[Given records]

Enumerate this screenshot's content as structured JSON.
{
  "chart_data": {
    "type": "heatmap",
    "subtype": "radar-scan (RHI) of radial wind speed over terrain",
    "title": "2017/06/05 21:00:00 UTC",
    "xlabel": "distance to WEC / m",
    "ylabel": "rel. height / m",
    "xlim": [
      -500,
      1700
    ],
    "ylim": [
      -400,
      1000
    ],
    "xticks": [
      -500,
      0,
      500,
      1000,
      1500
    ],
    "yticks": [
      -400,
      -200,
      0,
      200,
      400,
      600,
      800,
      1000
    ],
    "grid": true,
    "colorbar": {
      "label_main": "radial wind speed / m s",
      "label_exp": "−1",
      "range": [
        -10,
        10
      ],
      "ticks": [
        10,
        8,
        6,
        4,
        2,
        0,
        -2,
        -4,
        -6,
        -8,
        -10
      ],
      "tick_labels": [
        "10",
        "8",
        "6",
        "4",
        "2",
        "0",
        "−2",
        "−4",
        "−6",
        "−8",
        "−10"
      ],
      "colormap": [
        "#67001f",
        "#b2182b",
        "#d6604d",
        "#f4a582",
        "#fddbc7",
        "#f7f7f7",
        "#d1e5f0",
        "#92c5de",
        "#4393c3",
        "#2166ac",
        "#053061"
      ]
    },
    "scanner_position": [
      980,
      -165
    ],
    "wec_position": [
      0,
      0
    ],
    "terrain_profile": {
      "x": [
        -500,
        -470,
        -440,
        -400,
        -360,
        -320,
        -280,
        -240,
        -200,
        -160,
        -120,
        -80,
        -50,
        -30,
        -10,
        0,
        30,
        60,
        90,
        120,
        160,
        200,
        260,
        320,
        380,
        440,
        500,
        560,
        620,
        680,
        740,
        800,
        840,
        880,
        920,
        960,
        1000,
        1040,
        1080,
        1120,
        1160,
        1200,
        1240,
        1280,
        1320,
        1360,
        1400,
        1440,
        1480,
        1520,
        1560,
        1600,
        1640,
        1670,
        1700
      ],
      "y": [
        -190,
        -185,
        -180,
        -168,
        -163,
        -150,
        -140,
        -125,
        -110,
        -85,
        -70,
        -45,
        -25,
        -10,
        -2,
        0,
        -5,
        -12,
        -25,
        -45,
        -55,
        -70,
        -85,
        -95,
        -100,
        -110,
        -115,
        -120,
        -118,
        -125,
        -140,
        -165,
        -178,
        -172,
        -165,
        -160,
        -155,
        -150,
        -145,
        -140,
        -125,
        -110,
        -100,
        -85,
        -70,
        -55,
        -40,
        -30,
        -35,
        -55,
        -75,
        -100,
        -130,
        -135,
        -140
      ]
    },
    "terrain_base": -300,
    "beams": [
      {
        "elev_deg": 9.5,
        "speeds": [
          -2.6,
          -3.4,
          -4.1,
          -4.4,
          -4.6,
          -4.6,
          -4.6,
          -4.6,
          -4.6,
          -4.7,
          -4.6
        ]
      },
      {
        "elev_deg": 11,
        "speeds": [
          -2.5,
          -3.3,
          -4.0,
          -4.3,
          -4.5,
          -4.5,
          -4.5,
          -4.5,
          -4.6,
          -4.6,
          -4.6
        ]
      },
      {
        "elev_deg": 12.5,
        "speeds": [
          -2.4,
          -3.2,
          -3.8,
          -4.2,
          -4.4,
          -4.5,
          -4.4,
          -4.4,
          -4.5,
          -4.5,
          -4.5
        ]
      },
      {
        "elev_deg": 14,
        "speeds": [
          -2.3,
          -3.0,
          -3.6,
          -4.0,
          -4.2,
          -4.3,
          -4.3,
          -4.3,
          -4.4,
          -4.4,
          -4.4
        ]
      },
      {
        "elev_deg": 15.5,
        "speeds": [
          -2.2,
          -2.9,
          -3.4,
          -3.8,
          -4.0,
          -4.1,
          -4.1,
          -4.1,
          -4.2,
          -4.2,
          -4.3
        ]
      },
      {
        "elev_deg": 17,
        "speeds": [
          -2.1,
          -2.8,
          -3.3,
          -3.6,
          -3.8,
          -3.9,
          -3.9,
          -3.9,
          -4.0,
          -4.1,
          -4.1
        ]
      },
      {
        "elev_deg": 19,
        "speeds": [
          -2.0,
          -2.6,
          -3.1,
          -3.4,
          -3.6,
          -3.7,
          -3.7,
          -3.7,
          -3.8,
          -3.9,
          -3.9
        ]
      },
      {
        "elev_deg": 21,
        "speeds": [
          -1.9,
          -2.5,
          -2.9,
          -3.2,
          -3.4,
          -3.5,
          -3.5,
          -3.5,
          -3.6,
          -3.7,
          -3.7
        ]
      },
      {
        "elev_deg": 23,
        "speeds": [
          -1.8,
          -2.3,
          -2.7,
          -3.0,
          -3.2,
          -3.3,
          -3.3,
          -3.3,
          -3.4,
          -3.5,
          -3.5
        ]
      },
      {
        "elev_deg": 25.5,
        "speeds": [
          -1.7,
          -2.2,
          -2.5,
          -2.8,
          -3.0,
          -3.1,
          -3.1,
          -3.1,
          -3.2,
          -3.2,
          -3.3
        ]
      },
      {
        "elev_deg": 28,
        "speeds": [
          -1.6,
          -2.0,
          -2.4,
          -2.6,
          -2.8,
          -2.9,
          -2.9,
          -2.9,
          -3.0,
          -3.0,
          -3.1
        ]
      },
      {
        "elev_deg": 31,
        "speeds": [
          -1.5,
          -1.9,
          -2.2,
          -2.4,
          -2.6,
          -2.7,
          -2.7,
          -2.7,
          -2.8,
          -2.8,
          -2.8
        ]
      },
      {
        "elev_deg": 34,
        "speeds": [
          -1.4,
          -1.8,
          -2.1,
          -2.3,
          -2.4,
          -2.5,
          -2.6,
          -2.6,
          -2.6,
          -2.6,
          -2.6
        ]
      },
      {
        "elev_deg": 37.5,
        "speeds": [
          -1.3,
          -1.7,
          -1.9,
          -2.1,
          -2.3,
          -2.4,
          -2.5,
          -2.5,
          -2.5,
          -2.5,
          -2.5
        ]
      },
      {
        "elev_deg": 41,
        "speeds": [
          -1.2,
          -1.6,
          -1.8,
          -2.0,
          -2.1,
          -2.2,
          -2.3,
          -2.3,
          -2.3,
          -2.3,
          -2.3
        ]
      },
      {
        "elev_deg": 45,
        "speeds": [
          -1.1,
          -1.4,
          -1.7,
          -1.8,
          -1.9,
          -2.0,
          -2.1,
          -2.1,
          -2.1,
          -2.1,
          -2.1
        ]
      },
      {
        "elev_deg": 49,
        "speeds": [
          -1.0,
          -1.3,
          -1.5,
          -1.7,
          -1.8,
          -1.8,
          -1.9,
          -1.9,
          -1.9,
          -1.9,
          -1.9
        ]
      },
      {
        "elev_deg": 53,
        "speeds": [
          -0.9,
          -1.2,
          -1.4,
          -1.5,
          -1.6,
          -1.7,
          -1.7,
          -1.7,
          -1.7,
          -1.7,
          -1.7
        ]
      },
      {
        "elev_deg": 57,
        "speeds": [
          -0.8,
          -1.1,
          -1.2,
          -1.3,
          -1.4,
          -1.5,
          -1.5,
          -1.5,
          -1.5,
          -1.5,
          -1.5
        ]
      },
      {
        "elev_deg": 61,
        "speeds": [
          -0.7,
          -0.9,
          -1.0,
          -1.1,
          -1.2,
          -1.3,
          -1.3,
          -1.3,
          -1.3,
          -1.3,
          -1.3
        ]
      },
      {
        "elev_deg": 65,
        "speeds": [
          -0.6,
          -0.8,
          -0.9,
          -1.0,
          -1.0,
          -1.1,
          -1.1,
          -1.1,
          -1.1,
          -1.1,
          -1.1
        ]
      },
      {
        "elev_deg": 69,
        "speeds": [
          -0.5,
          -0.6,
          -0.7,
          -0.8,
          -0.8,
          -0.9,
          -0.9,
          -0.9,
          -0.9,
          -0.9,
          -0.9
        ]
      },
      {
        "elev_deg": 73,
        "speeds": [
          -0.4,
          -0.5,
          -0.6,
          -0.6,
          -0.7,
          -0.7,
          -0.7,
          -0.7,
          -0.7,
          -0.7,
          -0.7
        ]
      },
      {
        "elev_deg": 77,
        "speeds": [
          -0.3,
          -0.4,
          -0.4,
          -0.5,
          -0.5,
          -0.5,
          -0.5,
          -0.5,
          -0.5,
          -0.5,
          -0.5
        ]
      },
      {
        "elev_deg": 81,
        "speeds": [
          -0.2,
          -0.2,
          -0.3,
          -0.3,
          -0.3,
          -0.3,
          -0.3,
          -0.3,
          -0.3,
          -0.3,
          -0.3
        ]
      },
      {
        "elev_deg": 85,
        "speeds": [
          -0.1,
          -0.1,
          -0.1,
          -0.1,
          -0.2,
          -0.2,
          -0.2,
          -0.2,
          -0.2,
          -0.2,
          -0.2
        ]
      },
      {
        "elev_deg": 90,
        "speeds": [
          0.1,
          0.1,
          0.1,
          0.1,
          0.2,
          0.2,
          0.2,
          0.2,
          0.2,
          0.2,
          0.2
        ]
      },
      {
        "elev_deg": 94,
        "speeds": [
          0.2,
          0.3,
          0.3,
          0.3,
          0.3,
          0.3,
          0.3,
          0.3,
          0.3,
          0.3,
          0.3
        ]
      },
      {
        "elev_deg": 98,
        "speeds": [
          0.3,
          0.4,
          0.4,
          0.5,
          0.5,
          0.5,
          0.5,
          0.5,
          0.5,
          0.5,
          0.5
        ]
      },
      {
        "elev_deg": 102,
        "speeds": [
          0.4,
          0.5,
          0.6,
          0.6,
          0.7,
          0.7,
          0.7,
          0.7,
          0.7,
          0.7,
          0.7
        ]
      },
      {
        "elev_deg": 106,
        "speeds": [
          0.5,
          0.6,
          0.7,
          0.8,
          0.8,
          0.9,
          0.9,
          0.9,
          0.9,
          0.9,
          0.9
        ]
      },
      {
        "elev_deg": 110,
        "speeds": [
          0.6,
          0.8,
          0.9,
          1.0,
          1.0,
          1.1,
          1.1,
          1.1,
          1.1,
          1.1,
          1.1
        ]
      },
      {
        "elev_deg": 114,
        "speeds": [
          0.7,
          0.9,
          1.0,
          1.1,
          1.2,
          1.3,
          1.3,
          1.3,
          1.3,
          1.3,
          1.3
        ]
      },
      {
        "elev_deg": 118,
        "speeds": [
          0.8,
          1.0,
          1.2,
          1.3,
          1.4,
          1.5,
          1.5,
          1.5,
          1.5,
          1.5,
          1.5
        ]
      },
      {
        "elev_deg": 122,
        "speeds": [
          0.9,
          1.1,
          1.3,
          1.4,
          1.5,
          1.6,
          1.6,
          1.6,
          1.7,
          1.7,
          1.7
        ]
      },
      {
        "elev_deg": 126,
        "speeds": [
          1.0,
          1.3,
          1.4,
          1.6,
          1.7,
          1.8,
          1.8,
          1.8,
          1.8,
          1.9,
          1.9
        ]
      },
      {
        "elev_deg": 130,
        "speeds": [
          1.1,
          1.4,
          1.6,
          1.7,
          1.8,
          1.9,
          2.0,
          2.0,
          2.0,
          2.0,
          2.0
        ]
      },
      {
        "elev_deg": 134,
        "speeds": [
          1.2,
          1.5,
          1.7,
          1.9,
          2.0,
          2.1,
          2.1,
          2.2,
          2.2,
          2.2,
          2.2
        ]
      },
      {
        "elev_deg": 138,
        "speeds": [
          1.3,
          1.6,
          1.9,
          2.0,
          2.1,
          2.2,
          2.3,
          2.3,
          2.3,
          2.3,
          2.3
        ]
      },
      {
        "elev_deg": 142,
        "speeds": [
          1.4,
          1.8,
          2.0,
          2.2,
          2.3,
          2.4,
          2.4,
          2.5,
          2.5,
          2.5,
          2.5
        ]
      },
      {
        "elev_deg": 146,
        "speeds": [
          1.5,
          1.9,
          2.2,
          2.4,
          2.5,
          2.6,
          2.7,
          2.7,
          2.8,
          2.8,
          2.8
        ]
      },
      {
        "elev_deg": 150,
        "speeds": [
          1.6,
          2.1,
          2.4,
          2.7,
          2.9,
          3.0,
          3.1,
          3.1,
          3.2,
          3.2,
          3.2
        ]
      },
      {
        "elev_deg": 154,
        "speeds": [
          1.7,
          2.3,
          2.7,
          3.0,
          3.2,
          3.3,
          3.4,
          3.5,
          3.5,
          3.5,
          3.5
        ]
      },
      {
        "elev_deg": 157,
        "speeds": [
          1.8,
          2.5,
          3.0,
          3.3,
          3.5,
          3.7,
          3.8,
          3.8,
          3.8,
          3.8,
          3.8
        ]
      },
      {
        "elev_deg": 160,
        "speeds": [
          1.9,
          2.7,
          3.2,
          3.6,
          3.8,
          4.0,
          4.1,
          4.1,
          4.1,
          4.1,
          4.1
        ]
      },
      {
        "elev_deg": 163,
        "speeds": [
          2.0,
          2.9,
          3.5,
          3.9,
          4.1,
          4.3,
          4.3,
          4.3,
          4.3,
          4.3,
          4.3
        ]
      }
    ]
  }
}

[What to do] Identify each line in the records above that contains the word "radial", and copy it out in full.

[Exercise output]
    "subtype": "radar-scan (RHI) of radial wind speed over terrain",
      "label_main": "radial wind speed / m s",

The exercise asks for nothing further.